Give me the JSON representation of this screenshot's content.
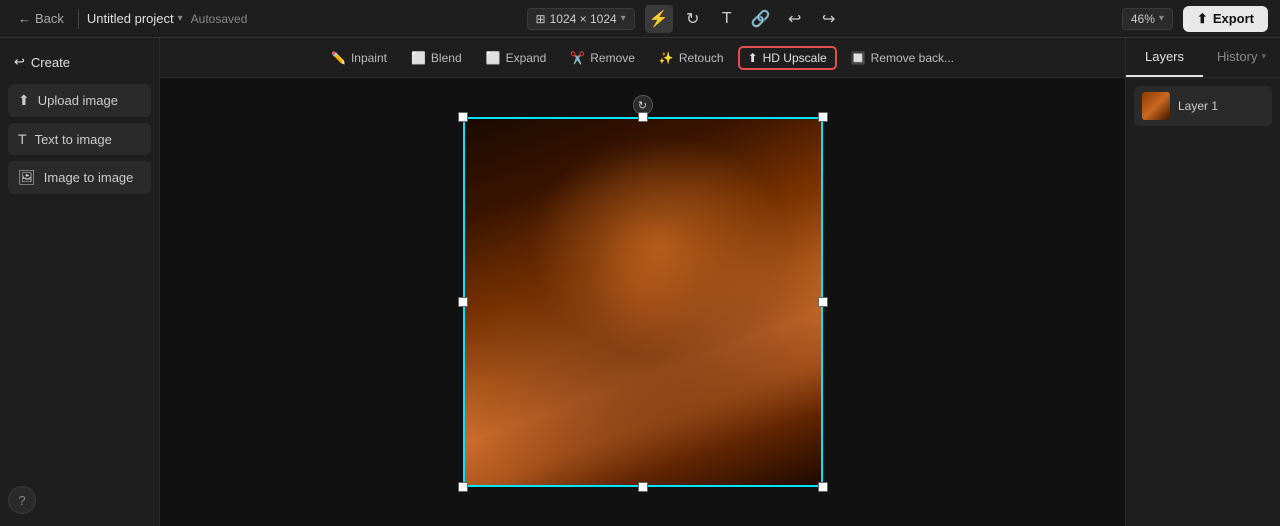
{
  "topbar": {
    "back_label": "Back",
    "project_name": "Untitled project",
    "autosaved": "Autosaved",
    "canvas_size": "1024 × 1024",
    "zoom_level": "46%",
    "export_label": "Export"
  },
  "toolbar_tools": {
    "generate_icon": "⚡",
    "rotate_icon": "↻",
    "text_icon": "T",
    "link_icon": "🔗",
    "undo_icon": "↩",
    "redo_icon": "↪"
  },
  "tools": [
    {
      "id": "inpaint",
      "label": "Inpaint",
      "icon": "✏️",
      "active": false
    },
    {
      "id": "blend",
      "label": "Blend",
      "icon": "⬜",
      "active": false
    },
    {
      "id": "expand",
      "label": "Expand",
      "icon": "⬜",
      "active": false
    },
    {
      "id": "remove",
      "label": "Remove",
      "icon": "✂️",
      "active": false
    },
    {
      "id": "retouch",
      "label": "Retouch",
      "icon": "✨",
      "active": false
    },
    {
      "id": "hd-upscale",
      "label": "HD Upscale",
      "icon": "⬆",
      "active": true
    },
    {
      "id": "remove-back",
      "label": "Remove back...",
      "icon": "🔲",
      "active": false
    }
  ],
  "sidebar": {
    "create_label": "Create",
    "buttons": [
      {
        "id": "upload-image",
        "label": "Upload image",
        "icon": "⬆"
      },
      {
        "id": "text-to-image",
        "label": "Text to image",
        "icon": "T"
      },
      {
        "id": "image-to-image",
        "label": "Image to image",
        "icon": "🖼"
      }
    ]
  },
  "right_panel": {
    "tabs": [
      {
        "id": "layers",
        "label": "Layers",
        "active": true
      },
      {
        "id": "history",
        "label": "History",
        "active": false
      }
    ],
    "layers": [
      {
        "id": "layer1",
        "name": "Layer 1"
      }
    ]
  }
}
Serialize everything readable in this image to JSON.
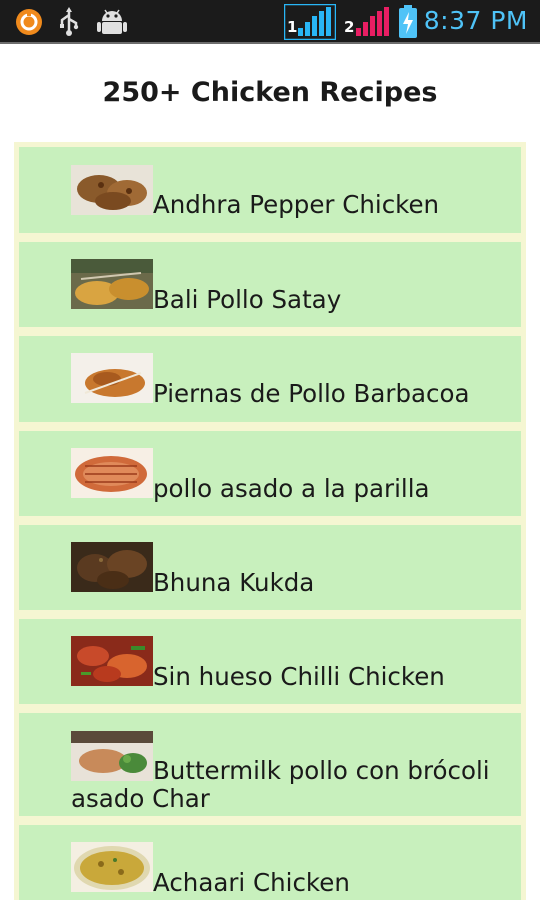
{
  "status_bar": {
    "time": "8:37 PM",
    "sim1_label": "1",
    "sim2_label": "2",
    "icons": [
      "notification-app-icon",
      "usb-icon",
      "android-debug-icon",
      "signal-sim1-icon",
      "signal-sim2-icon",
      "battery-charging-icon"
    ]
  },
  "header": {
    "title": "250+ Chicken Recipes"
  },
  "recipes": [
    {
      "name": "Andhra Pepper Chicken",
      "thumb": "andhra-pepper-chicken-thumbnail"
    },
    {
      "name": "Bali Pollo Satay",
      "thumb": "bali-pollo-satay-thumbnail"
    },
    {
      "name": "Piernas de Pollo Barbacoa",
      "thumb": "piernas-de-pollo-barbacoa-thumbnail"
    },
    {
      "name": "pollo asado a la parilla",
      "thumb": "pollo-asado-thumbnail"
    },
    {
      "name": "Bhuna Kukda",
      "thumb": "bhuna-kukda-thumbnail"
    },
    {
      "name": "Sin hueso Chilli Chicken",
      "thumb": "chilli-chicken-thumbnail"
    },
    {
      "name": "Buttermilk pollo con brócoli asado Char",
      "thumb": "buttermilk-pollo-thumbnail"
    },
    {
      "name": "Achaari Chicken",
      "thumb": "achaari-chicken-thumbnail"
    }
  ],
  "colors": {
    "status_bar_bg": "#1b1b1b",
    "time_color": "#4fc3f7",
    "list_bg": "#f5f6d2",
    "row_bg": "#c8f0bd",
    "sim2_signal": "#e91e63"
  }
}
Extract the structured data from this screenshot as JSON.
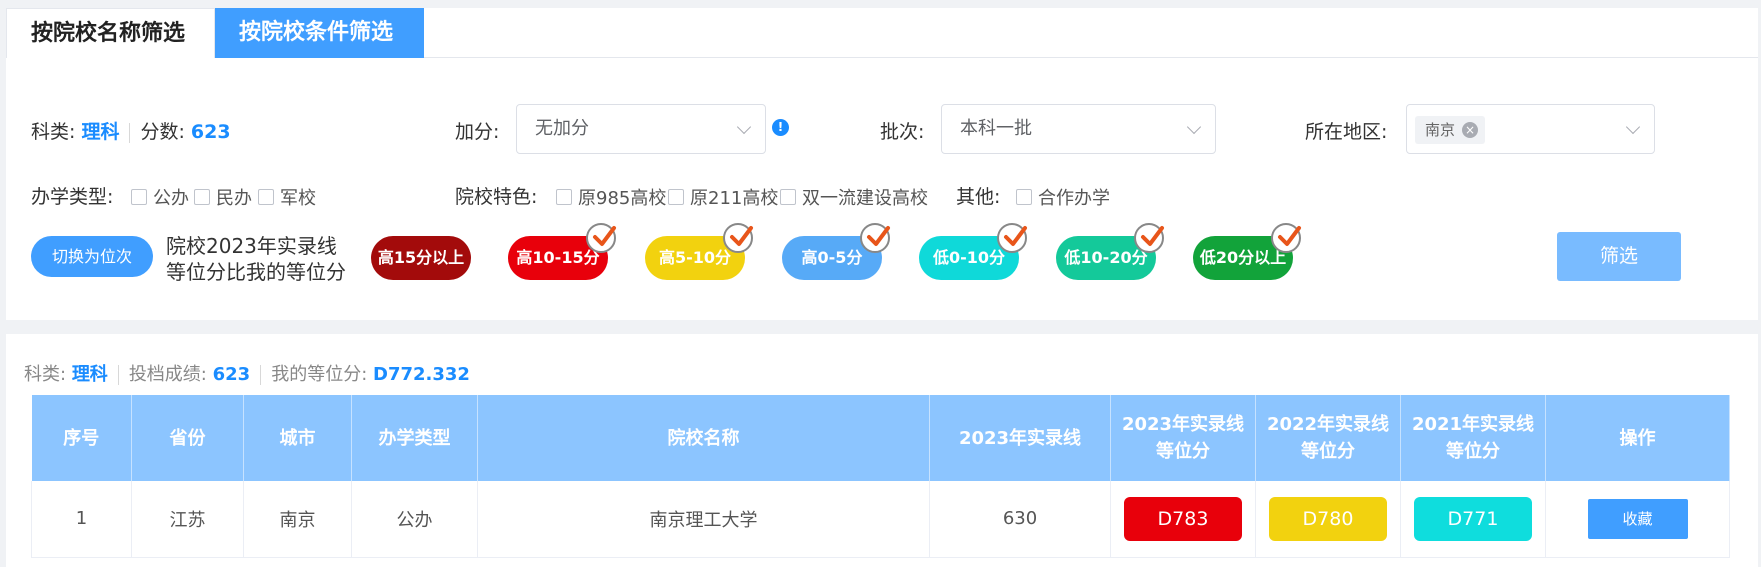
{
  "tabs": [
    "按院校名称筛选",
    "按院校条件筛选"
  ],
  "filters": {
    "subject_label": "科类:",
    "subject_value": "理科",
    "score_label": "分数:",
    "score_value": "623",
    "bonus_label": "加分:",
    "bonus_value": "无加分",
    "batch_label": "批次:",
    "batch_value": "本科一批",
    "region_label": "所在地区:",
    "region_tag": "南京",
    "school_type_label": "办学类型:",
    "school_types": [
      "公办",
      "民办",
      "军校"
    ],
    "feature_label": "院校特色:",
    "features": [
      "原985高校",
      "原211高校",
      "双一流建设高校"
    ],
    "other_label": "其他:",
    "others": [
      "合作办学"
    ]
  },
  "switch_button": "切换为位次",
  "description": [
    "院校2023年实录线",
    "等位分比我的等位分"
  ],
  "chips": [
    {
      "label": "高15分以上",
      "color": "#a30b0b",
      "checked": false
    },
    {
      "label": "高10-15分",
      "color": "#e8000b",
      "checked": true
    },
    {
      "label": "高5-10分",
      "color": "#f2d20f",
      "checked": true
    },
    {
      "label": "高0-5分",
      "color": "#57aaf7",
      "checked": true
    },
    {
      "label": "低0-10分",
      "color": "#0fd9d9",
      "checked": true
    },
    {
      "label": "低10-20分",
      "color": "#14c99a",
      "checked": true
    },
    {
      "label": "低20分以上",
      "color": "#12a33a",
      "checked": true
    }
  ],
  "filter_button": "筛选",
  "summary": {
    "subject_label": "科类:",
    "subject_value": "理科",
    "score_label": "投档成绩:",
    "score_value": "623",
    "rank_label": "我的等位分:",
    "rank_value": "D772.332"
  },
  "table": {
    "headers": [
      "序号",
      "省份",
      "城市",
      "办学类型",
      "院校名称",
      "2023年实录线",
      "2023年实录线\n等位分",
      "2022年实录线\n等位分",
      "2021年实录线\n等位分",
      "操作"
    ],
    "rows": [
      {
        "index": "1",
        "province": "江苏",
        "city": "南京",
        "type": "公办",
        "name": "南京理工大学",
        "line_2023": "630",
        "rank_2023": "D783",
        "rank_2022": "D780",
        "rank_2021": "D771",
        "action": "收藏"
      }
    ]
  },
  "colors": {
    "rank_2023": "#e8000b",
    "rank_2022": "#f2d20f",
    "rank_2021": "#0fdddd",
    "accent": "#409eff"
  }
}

TASK TO COMPLETE
Transcribe the listing in full. Omit the pictures and keep every line exact.

TASK RESPONSE
Give me the JSON representation of this screenshot's content.
{
  "topbar": {
    "back_label": "Back",
    "project_name": "Untitled project",
    "autosaved": "Autosaved",
    "canvas_size": "1024 × 1024",
    "zoom_level": "46%",
    "export_label": "Export"
  },
  "toolbar_tools": {
    "generate_icon": "⚡",
    "rotate_icon": "↻",
    "text_icon": "T",
    "link_icon": "🔗",
    "undo_icon": "↩",
    "redo_icon": "↪"
  },
  "tools": [
    {
      "id": "inpaint",
      "label": "Inpaint",
      "icon": "✏️",
      "active": false
    },
    {
      "id": "blend",
      "label": "Blend",
      "icon": "⬜",
      "active": false
    },
    {
      "id": "expand",
      "label": "Expand",
      "icon": "⬜",
      "active": false
    },
    {
      "id": "remove",
      "label": "Remove",
      "icon": "✂️",
      "active": false
    },
    {
      "id": "retouch",
      "label": "Retouch",
      "icon": "✨",
      "active": false
    },
    {
      "id": "hd-upscale",
      "label": "HD Upscale",
      "icon": "⬆",
      "active": true
    },
    {
      "id": "remove-back",
      "label": "Remove back...",
      "icon": "🔲",
      "active": false
    }
  ],
  "sidebar": {
    "create_label": "Create",
    "buttons": [
      {
        "id": "upload-image",
        "label": "Upload image",
        "icon": "⬆"
      },
      {
        "id": "text-to-image",
        "label": "Text to image",
        "icon": "T"
      },
      {
        "id": "image-to-image",
        "label": "Image to image",
        "icon": "🖼"
      }
    ]
  },
  "right_panel": {
    "tabs": [
      {
        "id": "layers",
        "label": "Layers",
        "active": true
      },
      {
        "id": "history",
        "label": "History",
        "active": false
      }
    ],
    "layers": [
      {
        "id": "layer1",
        "name": "Layer 1"
      }
    ]
  }
}
Serialize everything readable in this image to JSON.
{
  "status_bar": {
    "time": "8:37 PM",
    "sim1_label": "1",
    "sim2_label": "2",
    "icons": [
      "notification-app-icon",
      "usb-icon",
      "android-debug-icon",
      "signal-sim1-icon",
      "signal-sim2-icon",
      "battery-charging-icon"
    ]
  },
  "header": {
    "title": "250+ Chicken Recipes"
  },
  "recipes": [
    {
      "name": "Andhra Pepper Chicken",
      "thumb": "andhra-pepper-chicken-thumbnail"
    },
    {
      "name": "Bali Pollo Satay",
      "thumb": "bali-pollo-satay-thumbnail"
    },
    {
      "name": "Piernas de Pollo Barbacoa",
      "thumb": "piernas-de-pollo-barbacoa-thumbnail"
    },
    {
      "name": "pollo asado a la parilla",
      "thumb": "pollo-asado-thumbnail"
    },
    {
      "name": "Bhuna Kukda",
      "thumb": "bhuna-kukda-thumbnail"
    },
    {
      "name": "Sin hueso Chilli Chicken",
      "thumb": "chilli-chicken-thumbnail"
    },
    {
      "name": "Buttermilk pollo con brócoli asado Char",
      "thumb": "buttermilk-pollo-thumbnail"
    },
    {
      "name": "Achaari Chicken",
      "thumb": "achaari-chicken-thumbnail"
    }
  ],
  "colors": {
    "status_bar_bg": "#1b1b1b",
    "time_color": "#4fc3f7",
    "list_bg": "#f5f6d2",
    "row_bg": "#c8f0bd",
    "sim2_signal": "#e91e63"
  }
}
Extract the structured data from this screenshot as JSON.
{
  "tabs": [
    "按院校名称筛选",
    "按院校条件筛选"
  ],
  "filters": {
    "subject_label": "科类:",
    "subject_value": "理科",
    "score_label": "分数:",
    "score_value": "623",
    "bonus_label": "加分:",
    "bonus_value": "无加分",
    "batch_label": "批次:",
    "batch_value": "本科一批",
    "region_label": "所在地区:",
    "region_tag": "南京",
    "school_type_label": "办学类型:",
    "school_types": [
      "公办",
      "民办",
      "军校"
    ],
    "feature_label": "院校特色:",
    "features": [
      "原985高校",
      "原211高校",
      "双一流建设高校"
    ],
    "other_label": "其他:",
    "others": [
      "合作办学"
    ]
  },
  "switch_button": "切换为位次",
  "description": [
    "院校2023年实录线",
    "等位分比我的等位分"
  ],
  "chips": [
    {
      "label": "高15分以上",
      "color": "#a30b0b",
      "checked": false
    },
    {
      "label": "高10-15分",
      "color": "#e8000b",
      "checked": true
    },
    {
      "label": "高5-10分",
      "color": "#f2d20f",
      "checked": true
    },
    {
      "label": "高0-5分",
      "color": "#57aaf7",
      "checked": true
    },
    {
      "label": "低0-10分",
      "color": "#0fd9d9",
      "checked": true
    },
    {
      "label": "低10-20分",
      "color": "#14c99a",
      "checked": true
    },
    {
      "label": "低20分以上",
      "color": "#12a33a",
      "checked": true
    }
  ],
  "filter_button": "筛选",
  "summary": {
    "subject_label": "科类:",
    "subject_value": "理科",
    "score_label": "投档成绩:",
    "score_value": "623",
    "rank_label": "我的等位分:",
    "rank_value": "D772.332"
  },
  "table": {
    "headers": [
      "序号",
      "省份",
      "城市",
      "办学类型",
      "院校名称",
      "2023年实录线",
      "2023年实录线\n等位分",
      "2022年实录线\n等位分",
      "2021年实录线\n等位分",
      "操作"
    ],
    "rows": [
      {
        "index": "1",
        "province": "江苏",
        "city": "南京",
        "type": "公办",
        "name": "南京理工大学",
        "line_2023": "630",
        "rank_2023": "D783",
        "rank_2022": "D780",
        "rank_2021": "D771",
        "action": "收藏"
      }
    ]
  },
  "colors": {
    "rank_2023": "#e8000b",
    "rank_2022": "#f2d20f",
    "rank_2021": "#0fdddd",
    "accent": "#409eff"
  }
}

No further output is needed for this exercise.